(Chart and figure data)
=-=-=

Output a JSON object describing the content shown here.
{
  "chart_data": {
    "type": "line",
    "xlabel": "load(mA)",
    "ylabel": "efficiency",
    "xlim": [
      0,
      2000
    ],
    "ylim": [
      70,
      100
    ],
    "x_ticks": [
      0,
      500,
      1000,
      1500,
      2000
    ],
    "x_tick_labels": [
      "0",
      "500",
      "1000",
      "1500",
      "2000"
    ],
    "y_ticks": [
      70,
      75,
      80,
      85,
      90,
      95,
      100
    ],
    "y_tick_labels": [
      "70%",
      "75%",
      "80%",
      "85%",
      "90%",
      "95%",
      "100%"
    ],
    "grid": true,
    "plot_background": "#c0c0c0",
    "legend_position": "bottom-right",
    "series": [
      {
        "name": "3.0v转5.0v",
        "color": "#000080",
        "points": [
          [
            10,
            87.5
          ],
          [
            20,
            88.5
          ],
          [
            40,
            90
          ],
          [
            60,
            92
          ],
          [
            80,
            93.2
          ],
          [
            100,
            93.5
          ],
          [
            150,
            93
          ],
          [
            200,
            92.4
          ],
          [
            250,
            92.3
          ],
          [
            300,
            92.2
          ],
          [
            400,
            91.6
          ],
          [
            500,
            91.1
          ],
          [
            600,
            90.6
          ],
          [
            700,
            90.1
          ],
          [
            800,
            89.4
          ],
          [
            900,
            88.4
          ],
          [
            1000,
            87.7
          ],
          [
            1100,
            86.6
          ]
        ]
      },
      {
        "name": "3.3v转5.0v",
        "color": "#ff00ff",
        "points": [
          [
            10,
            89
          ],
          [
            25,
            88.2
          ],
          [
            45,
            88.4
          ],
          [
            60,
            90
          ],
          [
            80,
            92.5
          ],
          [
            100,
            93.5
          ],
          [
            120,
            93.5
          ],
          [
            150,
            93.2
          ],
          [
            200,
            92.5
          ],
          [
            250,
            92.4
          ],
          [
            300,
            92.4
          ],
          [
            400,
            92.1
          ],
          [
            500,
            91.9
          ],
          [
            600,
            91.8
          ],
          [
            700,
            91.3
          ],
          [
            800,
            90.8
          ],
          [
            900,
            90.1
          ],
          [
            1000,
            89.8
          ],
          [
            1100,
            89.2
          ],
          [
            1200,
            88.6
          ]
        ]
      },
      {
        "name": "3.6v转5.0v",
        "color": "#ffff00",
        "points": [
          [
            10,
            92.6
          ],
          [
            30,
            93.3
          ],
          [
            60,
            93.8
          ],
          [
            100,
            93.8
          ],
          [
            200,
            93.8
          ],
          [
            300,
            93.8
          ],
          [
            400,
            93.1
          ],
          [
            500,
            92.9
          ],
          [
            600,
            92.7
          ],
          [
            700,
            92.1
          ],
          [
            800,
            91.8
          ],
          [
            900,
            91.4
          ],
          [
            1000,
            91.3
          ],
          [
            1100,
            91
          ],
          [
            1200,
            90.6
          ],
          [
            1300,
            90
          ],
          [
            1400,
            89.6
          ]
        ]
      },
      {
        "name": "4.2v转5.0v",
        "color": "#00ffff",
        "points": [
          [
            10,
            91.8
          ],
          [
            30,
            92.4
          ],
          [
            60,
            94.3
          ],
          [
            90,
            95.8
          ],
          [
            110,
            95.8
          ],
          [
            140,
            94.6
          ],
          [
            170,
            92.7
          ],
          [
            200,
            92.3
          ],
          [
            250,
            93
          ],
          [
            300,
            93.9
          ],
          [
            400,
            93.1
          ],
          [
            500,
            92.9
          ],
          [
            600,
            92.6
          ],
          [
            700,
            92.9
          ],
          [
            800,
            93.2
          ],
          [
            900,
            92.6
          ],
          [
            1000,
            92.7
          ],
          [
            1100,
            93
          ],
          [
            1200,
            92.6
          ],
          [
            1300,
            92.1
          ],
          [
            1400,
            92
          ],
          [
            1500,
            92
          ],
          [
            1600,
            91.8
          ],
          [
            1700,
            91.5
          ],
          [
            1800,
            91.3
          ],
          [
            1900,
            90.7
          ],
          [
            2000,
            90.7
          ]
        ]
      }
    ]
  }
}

=-=-=

Exercise prompt — Write each line above out exactly.

Finished exercise —
Output a JSON object describing the content shown here.
{
  "chart_data": {
    "type": "line",
    "xlabel": "load(mA)",
    "ylabel": "efficiency",
    "xlim": [
      0,
      2000
    ],
    "ylim": [
      70,
      100
    ],
    "x_ticks": [
      0,
      500,
      1000,
      1500,
      2000
    ],
    "x_tick_labels": [
      "0",
      "500",
      "1000",
      "1500",
      "2000"
    ],
    "y_ticks": [
      70,
      75,
      80,
      85,
      90,
      95,
      100
    ],
    "y_tick_labels": [
      "70%",
      "75%",
      "80%",
      "85%",
      "90%",
      "95%",
      "100%"
    ],
    "grid": true,
    "plot_background": "#c0c0c0",
    "legend_position": "bottom-right",
    "series": [
      {
        "name": "3.0v转5.0v",
        "color": "#000080",
        "points": [
          [
            10,
            87.5
          ],
          [
            20,
            88.5
          ],
          [
            40,
            90
          ],
          [
            60,
            92
          ],
          [
            80,
            93.2
          ],
          [
            100,
            93.5
          ],
          [
            150,
            93
          ],
          [
            200,
            92.4
          ],
          [
            250,
            92.3
          ],
          [
            300,
            92.2
          ],
          [
            400,
            91.6
          ],
          [
            500,
            91.1
          ],
          [
            600,
            90.6
          ],
          [
            700,
            90.1
          ],
          [
            800,
            89.4
          ],
          [
            900,
            88.4
          ],
          [
            1000,
            87.7
          ],
          [
            1100,
            86.6
          ]
        ]
      },
      {
        "name": "3.3v转5.0v",
        "color": "#ff00ff",
        "points": [
          [
            10,
            89
          ],
          [
            25,
            88.2
          ],
          [
            45,
            88.4
          ],
          [
            60,
            90
          ],
          [
            80,
            92.5
          ],
          [
            100,
            93.5
          ],
          [
            120,
            93.5
          ],
          [
            150,
            93.2
          ],
          [
            200,
            92.5
          ],
          [
            250,
            92.4
          ],
          [
            300,
            92.4
          ],
          [
            400,
            92.1
          ],
          [
            500,
            91.9
          ],
          [
            600,
            91.8
          ],
          [
            700,
            91.3
          ],
          [
            800,
            90.8
          ],
          [
            900,
            90.1
          ],
          [
            1000,
            89.8
          ],
          [
            1100,
            89.2
          ],
          [
            1200,
            88.6
          ]
        ]
      },
      {
        "name": "3.6v转5.0v",
        "color": "#ffff00",
        "points": [
          [
            10,
            92.6
          ],
          [
            30,
            93.3
          ],
          [
            60,
            93.8
          ],
          [
            100,
            93.8
          ],
          [
            200,
            93.8
          ],
          [
            300,
            93.8
          ],
          [
            400,
            93.1
          ],
          [
            500,
            92.9
          ],
          [
            600,
            92.7
          ],
          [
            700,
            92.1
          ],
          [
            800,
            91.8
          ],
          [
            900,
            91.4
          ],
          [
            1000,
            91.3
          ],
          [
            1100,
            91
          ],
          [
            1200,
            90.6
          ],
          [
            1300,
            90
          ],
          [
            1400,
            89.6
          ]
        ]
      },
      {
        "name": "4.2v转5.0v",
        "color": "#00ffff",
        "points": [
          [
            10,
            91.8
          ],
          [
            30,
            92.4
          ],
          [
            60,
            94.3
          ],
          [
            90,
            95.8
          ],
          [
            110,
            95.8
          ],
          [
            140,
            94.6
          ],
          [
            170,
            92.7
          ],
          [
            200,
            92.3
          ],
          [
            250,
            93
          ],
          [
            300,
            93.9
          ],
          [
            400,
            93.1
          ],
          [
            500,
            92.9
          ],
          [
            600,
            92.6
          ],
          [
            700,
            92.9
          ],
          [
            800,
            93.2
          ],
          [
            900,
            92.6
          ],
          [
            1000,
            92.7
          ],
          [
            1100,
            93
          ],
          [
            1200,
            92.6
          ],
          [
            1300,
            92.1
          ],
          [
            1400,
            92
          ],
          [
            1500,
            92
          ],
          [
            1600,
            91.8
          ],
          [
            1700,
            91.5
          ],
          [
            1800,
            91.3
          ],
          [
            1900,
            90.7
          ],
          [
            2000,
            90.7
          ]
        ]
      }
    ]
  }
}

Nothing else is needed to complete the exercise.